In full and without alteration, give the listing again.
* Begin Stored records *
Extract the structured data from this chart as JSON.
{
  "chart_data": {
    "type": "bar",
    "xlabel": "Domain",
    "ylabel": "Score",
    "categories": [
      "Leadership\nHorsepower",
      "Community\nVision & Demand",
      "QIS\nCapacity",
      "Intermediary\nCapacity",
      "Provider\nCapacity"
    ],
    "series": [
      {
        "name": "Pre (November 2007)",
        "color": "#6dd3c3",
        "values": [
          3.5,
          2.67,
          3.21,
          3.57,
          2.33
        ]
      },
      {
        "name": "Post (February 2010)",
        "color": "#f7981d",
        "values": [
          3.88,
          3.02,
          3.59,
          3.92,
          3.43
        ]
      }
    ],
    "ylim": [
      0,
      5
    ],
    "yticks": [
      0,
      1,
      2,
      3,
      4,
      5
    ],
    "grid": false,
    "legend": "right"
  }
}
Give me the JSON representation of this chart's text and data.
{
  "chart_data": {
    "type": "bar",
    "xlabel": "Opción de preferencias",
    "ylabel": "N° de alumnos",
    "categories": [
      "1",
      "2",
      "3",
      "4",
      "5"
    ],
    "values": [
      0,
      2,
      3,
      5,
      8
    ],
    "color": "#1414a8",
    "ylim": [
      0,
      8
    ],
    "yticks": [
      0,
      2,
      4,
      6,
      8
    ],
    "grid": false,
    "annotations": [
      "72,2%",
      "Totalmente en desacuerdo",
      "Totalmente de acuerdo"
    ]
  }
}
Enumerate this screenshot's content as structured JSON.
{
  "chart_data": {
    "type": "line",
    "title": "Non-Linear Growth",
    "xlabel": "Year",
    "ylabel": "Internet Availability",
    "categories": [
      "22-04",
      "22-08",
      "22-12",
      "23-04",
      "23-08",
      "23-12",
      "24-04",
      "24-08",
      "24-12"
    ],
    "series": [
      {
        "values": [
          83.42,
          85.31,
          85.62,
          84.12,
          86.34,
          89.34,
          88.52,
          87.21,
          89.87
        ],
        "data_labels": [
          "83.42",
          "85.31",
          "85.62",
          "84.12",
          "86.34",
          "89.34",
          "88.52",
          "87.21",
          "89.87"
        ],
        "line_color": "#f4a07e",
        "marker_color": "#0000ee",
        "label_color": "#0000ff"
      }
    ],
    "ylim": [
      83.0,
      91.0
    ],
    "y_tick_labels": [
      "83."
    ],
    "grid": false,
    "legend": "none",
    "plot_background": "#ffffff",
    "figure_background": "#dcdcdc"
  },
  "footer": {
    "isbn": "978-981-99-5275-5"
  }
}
* End Stored records *
- **Problem solution**
Extract the structured data from this chart as JSON.
{
  "chart_data": {
    "type": "bar",
    "xlabel": "Domain",
    "ylabel": "Score",
    "categories": [
      "Leadership\nHorsepower",
      "Community\nVision & Demand",
      "QIS\nCapacity",
      "Intermediary\nCapacity",
      "Provider\nCapacity"
    ],
    "series": [
      {
        "name": "Pre (November 2007)",
        "color": "#6dd3c3",
        "values": [
          3.5,
          2.67,
          3.21,
          3.57,
          2.33
        ]
      },
      {
        "name": "Post (February 2010)",
        "color": "#f7981d",
        "values": [
          3.88,
          3.02,
          3.59,
          3.92,
          3.43
        ]
      }
    ],
    "ylim": [
      0,
      5
    ],
    "yticks": [
      0,
      1,
      2,
      3,
      4,
      5
    ],
    "grid": false,
    "legend": "right"
  }
}
Give me the JSON representation of this chart's text and data.
{
  "chart_data": {
    "type": "bar",
    "xlabel": "Opción de preferencias",
    "ylabel": "N° de alumnos",
    "categories": [
      "1",
      "2",
      "3",
      "4",
      "5"
    ],
    "values": [
      0,
      2,
      3,
      5,
      8
    ],
    "color": "#1414a8",
    "ylim": [
      0,
      8
    ],
    "yticks": [
      0,
      2,
      4,
      6,
      8
    ],
    "grid": false,
    "annotations": [
      "72,2%",
      "Totalmente en desacuerdo",
      "Totalmente de acuerdo"
    ]
  }
}
Enumerate this screenshot's content as structured JSON.
{
  "chart_data": {
    "type": "line",
    "title": "Non-Linear Growth",
    "xlabel": "Year",
    "ylabel": "Internet Availability",
    "categories": [
      "22-04",
      "22-08",
      "22-12",
      "23-04",
      "23-08",
      "23-12",
      "24-04",
      "24-08",
      "24-12"
    ],
    "series": [
      {
        "values": [
          83.42,
          85.31,
          85.62,
          84.12,
          86.34,
          89.34,
          88.52,
          87.21,
          89.87
        ],
        "data_labels": [
          "83.42",
          "85.31",
          "85.62",
          "84.12",
          "86.34",
          "89.34",
          "88.52",
          "87.21",
          "89.87"
        ],
        "line_color": "#f4a07e",
        "marker_color": "#0000ee",
        "label_color": "#0000ff"
      }
    ],
    "ylim": [
      83.0,
      91.0
    ],
    "y_tick_labels": [
      "83."
    ],
    "grid": false,
    "legend": "none",
    "plot_background": "#ffffff",
    "figure_background": "#dcdcdc"
  },
  "footer": {
    "isbn": "978-981-99-5275-5"
  }
}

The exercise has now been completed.